Every entry must be repeated exactly. Exclude all pictures.

» DATA PROVIDED:
○ ○ ○ ○

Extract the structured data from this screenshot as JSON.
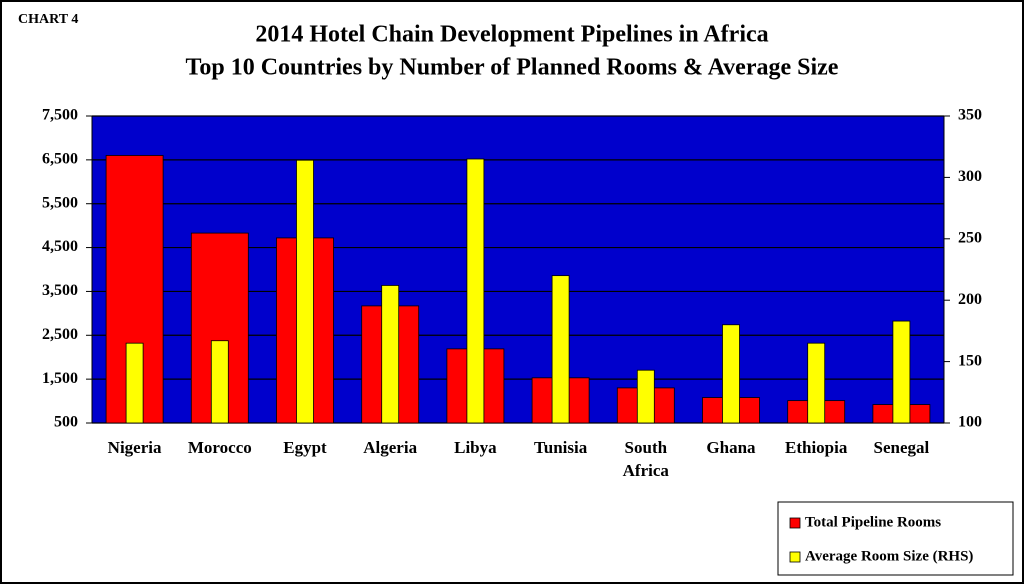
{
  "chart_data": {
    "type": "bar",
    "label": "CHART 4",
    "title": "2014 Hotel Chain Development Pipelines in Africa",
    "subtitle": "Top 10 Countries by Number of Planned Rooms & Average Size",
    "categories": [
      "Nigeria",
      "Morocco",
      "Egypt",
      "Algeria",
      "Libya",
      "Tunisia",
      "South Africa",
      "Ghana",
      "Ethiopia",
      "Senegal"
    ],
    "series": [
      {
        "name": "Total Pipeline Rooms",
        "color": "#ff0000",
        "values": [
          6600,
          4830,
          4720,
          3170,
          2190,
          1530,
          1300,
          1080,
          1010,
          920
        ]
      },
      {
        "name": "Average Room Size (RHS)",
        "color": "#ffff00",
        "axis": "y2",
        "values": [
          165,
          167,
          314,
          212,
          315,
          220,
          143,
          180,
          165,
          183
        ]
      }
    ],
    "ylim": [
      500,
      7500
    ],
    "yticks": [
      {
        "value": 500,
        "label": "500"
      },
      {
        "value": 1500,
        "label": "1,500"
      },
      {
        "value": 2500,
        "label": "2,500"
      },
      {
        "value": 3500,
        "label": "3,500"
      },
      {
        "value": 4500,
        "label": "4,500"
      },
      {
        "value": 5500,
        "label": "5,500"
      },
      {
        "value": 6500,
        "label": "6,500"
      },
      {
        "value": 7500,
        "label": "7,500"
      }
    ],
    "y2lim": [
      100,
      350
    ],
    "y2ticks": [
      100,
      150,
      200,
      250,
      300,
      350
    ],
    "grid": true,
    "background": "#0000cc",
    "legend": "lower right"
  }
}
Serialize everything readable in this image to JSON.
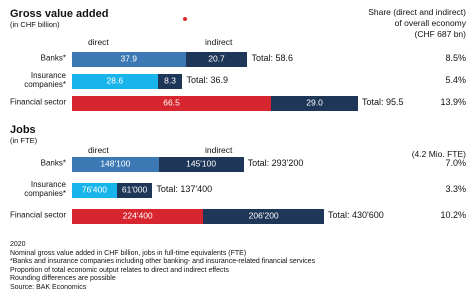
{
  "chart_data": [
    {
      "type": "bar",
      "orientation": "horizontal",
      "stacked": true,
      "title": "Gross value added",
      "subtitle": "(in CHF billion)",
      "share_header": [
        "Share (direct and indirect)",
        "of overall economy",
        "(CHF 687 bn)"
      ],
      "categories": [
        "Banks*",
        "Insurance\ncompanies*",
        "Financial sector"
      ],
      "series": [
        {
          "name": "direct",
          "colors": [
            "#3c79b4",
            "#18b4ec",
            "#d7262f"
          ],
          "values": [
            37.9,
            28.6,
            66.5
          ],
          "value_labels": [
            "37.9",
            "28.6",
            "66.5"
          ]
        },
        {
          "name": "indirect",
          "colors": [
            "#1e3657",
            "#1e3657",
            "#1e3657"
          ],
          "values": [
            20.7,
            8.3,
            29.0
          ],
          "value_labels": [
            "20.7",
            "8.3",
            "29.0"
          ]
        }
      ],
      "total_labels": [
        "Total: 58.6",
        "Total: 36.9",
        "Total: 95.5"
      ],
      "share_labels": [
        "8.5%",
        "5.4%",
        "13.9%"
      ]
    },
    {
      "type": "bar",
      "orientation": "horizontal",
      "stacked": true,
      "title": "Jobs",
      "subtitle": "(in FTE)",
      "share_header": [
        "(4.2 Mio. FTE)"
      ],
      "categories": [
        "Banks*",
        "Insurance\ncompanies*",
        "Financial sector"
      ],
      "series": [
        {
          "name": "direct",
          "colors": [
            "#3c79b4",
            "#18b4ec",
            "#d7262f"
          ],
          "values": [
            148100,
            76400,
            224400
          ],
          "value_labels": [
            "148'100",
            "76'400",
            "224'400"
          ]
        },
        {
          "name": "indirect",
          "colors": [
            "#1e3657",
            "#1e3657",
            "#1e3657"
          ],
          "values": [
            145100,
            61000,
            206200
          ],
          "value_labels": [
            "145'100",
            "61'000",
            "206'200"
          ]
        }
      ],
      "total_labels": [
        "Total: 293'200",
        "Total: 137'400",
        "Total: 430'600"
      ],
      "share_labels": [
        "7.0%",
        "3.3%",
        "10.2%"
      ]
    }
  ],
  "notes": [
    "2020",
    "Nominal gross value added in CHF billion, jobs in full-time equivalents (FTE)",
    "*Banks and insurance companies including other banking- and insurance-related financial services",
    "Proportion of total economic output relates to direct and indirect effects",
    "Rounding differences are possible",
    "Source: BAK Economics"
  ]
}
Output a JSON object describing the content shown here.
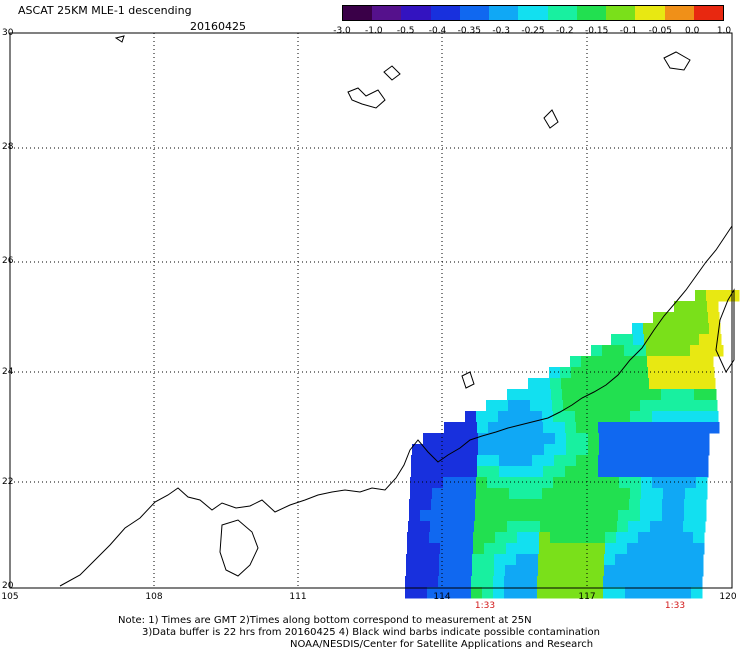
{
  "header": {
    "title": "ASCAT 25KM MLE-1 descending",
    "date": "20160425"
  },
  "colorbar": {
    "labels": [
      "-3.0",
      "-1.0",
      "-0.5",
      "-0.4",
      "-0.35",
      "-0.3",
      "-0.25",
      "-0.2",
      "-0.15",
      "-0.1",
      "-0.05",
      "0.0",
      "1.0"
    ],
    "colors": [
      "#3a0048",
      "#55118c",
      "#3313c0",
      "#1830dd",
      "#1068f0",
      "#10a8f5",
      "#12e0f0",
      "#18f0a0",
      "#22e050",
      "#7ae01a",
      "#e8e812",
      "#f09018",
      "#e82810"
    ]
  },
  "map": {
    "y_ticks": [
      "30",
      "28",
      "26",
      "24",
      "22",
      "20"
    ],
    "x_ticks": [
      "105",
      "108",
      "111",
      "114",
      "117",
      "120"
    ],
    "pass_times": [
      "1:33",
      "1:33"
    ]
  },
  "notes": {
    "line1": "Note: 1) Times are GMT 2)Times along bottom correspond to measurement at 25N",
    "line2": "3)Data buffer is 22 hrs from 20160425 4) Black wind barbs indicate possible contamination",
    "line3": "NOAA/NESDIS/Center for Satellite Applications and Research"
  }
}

○ ○ ○ ○

» WRITTEN SOLUTION:
Extract the structured data from this screenshot as JSON.
{
  "chart_data": {
    "type": "bar",
    "label": "CHART 4",
    "title": "2014 Hotel Chain Development Pipelines in Africa",
    "subtitle": "Top 10 Countries by Number of Planned Rooms & Average Size",
    "categories": [
      "Nigeria",
      "Morocco",
      "Egypt",
      "Algeria",
      "Libya",
      "Tunisia",
      "South Africa",
      "Ghana",
      "Ethiopia",
      "Senegal"
    ],
    "series": [
      {
        "name": "Total Pipeline Rooms",
        "color": "#ff0000",
        "values": [
          6600,
          4830,
          4720,
          3170,
          2190,
          1530,
          1300,
          1080,
          1010,
          920
        ]
      },
      {
        "name": "Average Room Size (RHS)",
        "color": "#ffff00",
        "axis": "y2",
        "values": [
          165,
          167,
          314,
          212,
          315,
          220,
          143,
          180,
          165,
          183
        ]
      }
    ],
    "ylim": [
      500,
      7500
    ],
    "yticks": [
      {
        "value": 500,
        "label": "500"
      },
      {
        "value": 1500,
        "label": "1,500"
      },
      {
        "value": 2500,
        "label": "2,500"
      },
      {
        "value": 3500,
        "label": "3,500"
      },
      {
        "value": 4500,
        "label": "4,500"
      },
      {
        "value": 5500,
        "label": "5,500"
      },
      {
        "value": 6500,
        "label": "6,500"
      },
      {
        "value": 7500,
        "label": "7,500"
      }
    ],
    "y2lim": [
      100,
      350
    ],
    "y2ticks": [
      100,
      150,
      200,
      250,
      300,
      350
    ],
    "grid": true,
    "background": "#0000cc",
    "legend": "lower right"
  }
}
Serialize everything readable in this image to JSON.
{
  "chart_data": [
    {
      "type": "bar",
      "orientation": "horizontal",
      "stacked": true,
      "title": "Gross value added",
      "subtitle": "(in CHF billion)",
      "share_header": [
        "Share (direct and indirect)",
        "of overall economy",
        "(CHF 687 bn)"
      ],
      "categories": [
        "Banks*",
        "Insurance\ncompanies*",
        "Financial sector"
      ],
      "series": [
        {
          "name": "direct",
          "colors": [
            "#3c79b4",
            "#18b4ec",
            "#d7262f"
          ],
          "values": [
            37.9,
            28.6,
            66.5
          ],
          "value_labels": [
            "37.9",
            "28.6",
            "66.5"
          ]
        },
        {
          "name": "indirect",
          "colors": [
            "#1e3657",
            "#1e3657",
            "#1e3657"
          ],
          "values": [
            20.7,
            8.3,
            29.0
          ],
          "value_labels": [
            "20.7",
            "8.3",
            "29.0"
          ]
        }
      ],
      "total_labels": [
        "Total: 58.6",
        "Total: 36.9",
        "Total: 95.5"
      ],
      "share_labels": [
        "8.5%",
        "5.4%",
        "13.9%"
      ]
    },
    {
      "type": "bar",
      "orientation": "horizontal",
      "stacked": true,
      "title": "Jobs",
      "subtitle": "(in FTE)",
      "share_header": [
        "(4.2 Mio. FTE)"
      ],
      "categories": [
        "Banks*",
        "Insurance\ncompanies*",
        "Financial sector"
      ],
      "series": [
        {
          "name": "direct",
          "colors": [
            "#3c79b4",
            "#18b4ec",
            "#d7262f"
          ],
          "values": [
            148100,
            76400,
            224400
          ],
          "value_labels": [
            "148'100",
            "76'400",
            "224'400"
          ]
        },
        {
          "name": "indirect",
          "colors": [
            "#1e3657",
            "#1e3657",
            "#1e3657"
          ],
          "values": [
            145100,
            61000,
            206200
          ],
          "value_labels": [
            "145'100",
            "61'000",
            "206'200"
          ]
        }
      ],
      "total_labels": [
        "Total: 293'200",
        "Total: 137'400",
        "Total: 430'600"
      ],
      "share_labels": [
        "7.0%",
        "3.3%",
        "10.2%"
      ]
    }
  ],
  "notes": [
    "2020",
    "Nominal gross value added in CHF billion, jobs in full-time equivalents (FTE)",
    "*Banks and insurance companies including other banking- and insurance-related financial services",
    "Proportion of total economic output relates to direct and indirect effects",
    "Rounding differences are possible",
    "Source: BAK Economics"
  ]
}
Output a JSON object describing the content shown here.
{
  "header": {
    "title": "ASCAT 25KM MLE-1 descending",
    "date": "20160425"
  },
  "colorbar": {
    "labels": [
      "-3.0",
      "-1.0",
      "-0.5",
      "-0.4",
      "-0.35",
      "-0.3",
      "-0.25",
      "-0.2",
      "-0.15",
      "-0.1",
      "-0.05",
      "0.0",
      "1.0"
    ],
    "colors": [
      "#3a0048",
      "#55118c",
      "#3313c0",
      "#1830dd",
      "#1068f0",
      "#10a8f5",
      "#12e0f0",
      "#18f0a0",
      "#22e050",
      "#7ae01a",
      "#e8e812",
      "#f09018",
      "#e82810"
    ]
  },
  "map": {
    "y_ticks": [
      "30",
      "28",
      "26",
      "24",
      "22",
      "20"
    ],
    "x_ticks": [
      "105",
      "108",
      "111",
      "114",
      "117",
      "120"
    ],
    "pass_times": [
      "1:33",
      "1:33"
    ]
  },
  "notes": {
    "line1": "Note: 1) Times are GMT 2)Times along bottom correspond to measurement at 25N",
    "line2": "3)Data buffer is 22 hrs from 20160425 4) Black wind barbs indicate possible contamination",
    "line3": "NOAA/NESDIS/Center for Satellite Applications and Research"
  }
}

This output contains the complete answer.